__Set task__
Copy every line of the items below word for word, but leave out the pictures.

[Stored data entries]
(begin)
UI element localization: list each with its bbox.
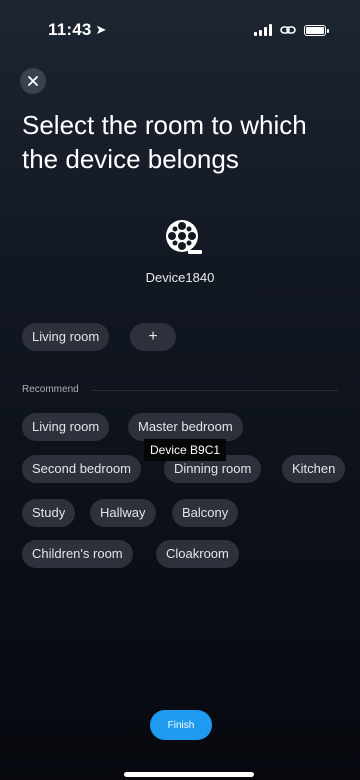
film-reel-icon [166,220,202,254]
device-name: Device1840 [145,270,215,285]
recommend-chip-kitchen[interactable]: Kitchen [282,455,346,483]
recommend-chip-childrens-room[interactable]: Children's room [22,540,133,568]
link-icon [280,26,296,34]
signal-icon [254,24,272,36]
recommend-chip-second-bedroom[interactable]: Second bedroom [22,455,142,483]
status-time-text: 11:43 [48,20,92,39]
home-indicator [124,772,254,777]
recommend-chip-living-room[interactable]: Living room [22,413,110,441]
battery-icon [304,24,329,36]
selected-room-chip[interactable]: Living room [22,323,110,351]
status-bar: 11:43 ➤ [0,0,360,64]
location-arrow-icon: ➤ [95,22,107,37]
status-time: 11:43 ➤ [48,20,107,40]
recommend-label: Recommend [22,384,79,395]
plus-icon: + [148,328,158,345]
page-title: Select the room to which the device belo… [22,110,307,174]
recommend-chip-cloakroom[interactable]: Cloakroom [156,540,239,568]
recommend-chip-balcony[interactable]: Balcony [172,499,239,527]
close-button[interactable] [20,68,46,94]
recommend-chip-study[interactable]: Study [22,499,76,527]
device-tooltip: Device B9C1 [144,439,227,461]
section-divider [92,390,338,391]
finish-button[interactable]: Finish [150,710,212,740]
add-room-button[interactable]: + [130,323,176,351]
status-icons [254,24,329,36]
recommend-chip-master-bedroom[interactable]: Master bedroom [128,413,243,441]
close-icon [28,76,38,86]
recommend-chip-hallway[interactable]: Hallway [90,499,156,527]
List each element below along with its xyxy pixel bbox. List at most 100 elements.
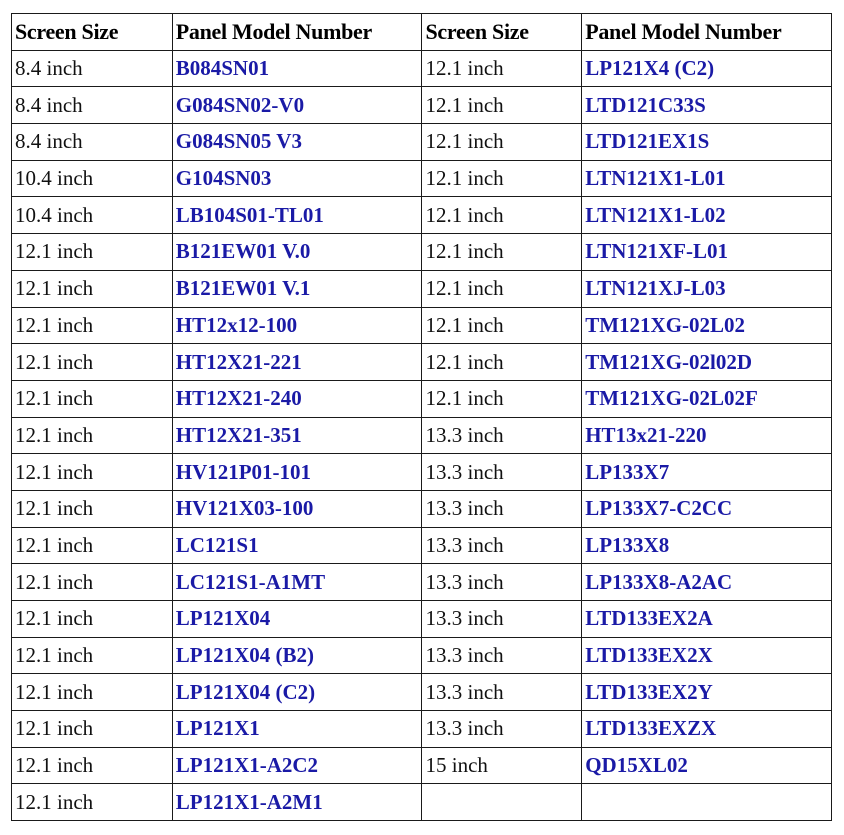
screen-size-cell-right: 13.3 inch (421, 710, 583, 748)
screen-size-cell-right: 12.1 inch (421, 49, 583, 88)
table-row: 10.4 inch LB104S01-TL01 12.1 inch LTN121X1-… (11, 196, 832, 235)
(end)
__Correct output__
UI element localization: list each with its bbox.
film-reel-icon [166,220,202,254]
device-name: Device1840 [145,270,215,285]
recommend-chip-kitchen[interactable]: Kitchen [282,455,346,483]
recommend-chip-childrens-room[interactable]: Children's room [22,540,133,568]
link-icon [280,26,296,34]
signal-icon [254,24,272,36]
recommend-chip-second-bedroom[interactable]: Second bedroom [22,455,142,483]
status-time-text: 11:43 [48,20,92,39]
home-indicator [124,772,254,777]
recommend-chip-living-room[interactable]: Living room [22,413,110,441]
battery-icon [304,24,329,36]
selected-room-chip[interactable]: Living room [22,323,110,351]
status-bar: 11:43 ➤ [0,0,360,64]
location-arrow-icon: ➤ [95,22,107,37]
status-time: 11:43 ➤ [48,20,107,40]
recommend-label: Recommend [22,384,79,395]
plus-icon: + [148,328,158,345]
page-title: Select the room to which the device belo… [22,110,307,174]
recommend-chip-cloakroom[interactable]: Cloakroom [156,540,239,568]
recommend-chip-balcony[interactable]: Balcony [172,499,239,527]
close-button[interactable] [20,68,46,94]
recommend-chip-study[interactable]: Study [22,499,76,527]
device-tooltip: Device B9C1 [144,439,227,461]
section-divider [92,390,338,391]
finish-button[interactable]: Finish [150,710,212,740]
add-room-button[interactable]: + [130,323,176,351]
status-icons [254,24,329,36]
recommend-chip-master-bedroom[interactable]: Master bedroom [128,413,243,441]
close-icon [28,76,38,86]
recommend-chip-hallway[interactable]: Hallway [90,499,156,527]
List each element below along with its xyxy pixel bbox. List at most 100 elements.
screen-size-cell-right: 13.3 inch (421, 710, 583, 748)
screen-size-cell-right: 12.1 inch (421, 49, 583, 88)
table-row: 10.4 inch LB104S01-TL01 12.1 inch LTN121X1-… (11, 196, 832, 235)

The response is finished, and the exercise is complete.